◆ **Dataset rows**:
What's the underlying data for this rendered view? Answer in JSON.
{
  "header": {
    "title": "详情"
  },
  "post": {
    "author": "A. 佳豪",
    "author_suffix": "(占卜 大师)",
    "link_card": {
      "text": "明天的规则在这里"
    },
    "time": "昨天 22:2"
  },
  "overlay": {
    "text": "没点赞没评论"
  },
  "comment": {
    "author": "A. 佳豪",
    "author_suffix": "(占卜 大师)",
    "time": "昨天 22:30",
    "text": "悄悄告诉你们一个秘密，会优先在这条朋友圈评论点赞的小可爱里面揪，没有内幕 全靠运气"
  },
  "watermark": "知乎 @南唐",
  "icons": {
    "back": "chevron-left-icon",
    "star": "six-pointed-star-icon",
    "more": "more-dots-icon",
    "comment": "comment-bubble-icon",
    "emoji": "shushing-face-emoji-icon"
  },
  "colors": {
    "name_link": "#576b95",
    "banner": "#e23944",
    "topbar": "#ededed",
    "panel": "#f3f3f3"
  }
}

◆ **INSTRUCTIONS FOR THE TASK**:
Determine the number of lines in the listing that contain the string "text". Write that number and nothing else.

◆ **REPLY**:
3